DATA SHOWN

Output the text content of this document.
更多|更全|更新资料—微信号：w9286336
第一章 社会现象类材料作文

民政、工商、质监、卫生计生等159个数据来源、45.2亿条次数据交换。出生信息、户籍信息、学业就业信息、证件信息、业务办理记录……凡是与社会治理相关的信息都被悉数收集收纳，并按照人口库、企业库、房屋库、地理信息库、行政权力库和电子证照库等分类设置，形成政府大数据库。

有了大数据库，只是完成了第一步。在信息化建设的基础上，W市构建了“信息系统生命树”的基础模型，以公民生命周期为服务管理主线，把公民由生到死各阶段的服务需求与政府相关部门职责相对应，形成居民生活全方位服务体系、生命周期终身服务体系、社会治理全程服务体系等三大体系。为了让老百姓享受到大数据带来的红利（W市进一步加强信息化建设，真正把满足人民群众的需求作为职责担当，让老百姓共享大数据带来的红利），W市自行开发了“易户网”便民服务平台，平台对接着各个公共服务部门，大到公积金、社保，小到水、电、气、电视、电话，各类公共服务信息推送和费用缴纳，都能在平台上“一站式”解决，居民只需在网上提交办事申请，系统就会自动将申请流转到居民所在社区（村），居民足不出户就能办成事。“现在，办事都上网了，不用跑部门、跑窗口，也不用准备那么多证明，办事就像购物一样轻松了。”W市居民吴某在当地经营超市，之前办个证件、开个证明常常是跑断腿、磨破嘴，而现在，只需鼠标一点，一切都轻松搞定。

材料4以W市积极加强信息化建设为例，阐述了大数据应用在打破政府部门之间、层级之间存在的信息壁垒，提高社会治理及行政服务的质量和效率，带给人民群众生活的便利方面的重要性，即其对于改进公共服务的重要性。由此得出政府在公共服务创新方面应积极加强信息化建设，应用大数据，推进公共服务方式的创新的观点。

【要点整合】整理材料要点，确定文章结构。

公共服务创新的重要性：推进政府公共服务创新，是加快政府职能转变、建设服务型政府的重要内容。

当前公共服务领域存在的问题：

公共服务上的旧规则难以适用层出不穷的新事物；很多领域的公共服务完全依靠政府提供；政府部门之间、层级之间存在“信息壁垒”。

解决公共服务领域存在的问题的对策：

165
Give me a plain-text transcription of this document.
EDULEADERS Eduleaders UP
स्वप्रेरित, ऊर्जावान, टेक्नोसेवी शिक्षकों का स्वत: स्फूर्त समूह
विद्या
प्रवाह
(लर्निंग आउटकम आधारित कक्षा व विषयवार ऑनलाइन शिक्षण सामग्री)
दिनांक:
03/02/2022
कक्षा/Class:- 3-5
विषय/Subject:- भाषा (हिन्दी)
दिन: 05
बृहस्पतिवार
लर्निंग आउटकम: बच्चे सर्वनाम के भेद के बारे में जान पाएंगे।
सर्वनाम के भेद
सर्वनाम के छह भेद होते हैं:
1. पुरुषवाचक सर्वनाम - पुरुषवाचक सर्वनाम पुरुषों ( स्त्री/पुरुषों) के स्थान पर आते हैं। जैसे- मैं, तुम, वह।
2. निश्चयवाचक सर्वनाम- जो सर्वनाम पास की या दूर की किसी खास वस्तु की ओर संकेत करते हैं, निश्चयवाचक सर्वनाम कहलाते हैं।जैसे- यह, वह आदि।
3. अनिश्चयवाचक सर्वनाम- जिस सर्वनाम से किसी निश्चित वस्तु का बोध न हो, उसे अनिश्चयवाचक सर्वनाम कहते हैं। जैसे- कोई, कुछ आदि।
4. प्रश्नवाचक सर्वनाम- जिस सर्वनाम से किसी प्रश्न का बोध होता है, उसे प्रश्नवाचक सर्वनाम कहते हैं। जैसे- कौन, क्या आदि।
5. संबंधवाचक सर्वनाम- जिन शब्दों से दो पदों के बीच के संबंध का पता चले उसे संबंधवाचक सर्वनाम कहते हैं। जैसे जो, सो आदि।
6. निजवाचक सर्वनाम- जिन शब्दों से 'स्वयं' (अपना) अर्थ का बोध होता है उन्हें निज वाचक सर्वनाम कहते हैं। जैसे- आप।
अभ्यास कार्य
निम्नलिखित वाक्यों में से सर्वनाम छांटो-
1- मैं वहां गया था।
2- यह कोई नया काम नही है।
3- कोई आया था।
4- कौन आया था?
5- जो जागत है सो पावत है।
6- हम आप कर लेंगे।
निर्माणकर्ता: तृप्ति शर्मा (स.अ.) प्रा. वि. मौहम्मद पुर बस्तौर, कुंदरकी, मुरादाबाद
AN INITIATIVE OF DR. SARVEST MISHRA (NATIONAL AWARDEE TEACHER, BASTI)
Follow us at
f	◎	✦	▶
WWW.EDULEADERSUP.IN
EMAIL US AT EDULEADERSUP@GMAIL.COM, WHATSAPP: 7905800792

WORK INSTRUCTIONS
From the data above, gather every line that includes the word "this".

ANSWER FOR THE TASK
Output the text content of this document.
Give me a plain-text transcription of this document.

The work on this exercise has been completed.